Provided records:
- - - - - - -
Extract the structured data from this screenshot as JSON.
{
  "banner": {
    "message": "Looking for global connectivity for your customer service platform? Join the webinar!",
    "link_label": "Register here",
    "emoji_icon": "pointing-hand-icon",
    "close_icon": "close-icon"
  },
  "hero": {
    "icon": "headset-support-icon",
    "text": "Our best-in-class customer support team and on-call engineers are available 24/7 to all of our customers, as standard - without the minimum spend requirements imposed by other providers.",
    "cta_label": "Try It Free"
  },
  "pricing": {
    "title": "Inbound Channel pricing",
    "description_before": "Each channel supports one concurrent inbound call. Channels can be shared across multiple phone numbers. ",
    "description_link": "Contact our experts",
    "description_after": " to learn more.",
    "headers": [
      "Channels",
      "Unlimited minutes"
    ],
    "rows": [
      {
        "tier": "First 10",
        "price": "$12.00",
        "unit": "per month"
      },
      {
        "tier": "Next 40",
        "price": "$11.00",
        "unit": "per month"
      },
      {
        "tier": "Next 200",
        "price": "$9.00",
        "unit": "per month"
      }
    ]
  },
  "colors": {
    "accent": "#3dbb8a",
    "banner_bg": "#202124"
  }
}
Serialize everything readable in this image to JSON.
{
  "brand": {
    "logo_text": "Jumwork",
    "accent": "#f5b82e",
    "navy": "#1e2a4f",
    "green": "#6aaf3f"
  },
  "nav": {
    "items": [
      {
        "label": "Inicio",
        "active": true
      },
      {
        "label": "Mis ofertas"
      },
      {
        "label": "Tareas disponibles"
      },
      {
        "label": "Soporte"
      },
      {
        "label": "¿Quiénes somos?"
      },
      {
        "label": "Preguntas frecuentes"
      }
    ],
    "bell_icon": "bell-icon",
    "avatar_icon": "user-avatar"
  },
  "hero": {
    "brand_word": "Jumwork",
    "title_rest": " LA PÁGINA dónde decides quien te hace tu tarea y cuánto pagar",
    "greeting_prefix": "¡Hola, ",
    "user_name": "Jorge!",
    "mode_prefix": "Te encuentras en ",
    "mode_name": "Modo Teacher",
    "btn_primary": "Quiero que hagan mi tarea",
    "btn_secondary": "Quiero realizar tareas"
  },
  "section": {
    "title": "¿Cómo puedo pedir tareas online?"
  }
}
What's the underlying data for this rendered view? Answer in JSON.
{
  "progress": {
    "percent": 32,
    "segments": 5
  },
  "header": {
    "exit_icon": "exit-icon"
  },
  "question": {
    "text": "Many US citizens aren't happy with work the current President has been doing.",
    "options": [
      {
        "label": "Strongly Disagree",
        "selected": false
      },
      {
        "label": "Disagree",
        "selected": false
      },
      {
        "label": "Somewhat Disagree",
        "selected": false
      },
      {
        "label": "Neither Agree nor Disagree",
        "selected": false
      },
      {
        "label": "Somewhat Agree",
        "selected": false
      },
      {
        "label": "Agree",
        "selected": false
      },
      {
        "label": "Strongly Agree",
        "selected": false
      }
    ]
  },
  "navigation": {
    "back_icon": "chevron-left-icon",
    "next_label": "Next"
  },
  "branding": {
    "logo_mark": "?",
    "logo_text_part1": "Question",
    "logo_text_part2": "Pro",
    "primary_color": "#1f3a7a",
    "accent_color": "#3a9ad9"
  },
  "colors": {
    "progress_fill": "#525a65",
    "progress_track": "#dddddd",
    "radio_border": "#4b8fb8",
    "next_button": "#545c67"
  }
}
- - - - - - -
Work to do:
Find the word "JSON" in the entries, and copy every line it shows up in.

Response below:
Extract the structured data from this screenshot as JSON.
Serialize everything readable in this image to JSON.
What's the underlying data for this rendered view? Answer in JSON.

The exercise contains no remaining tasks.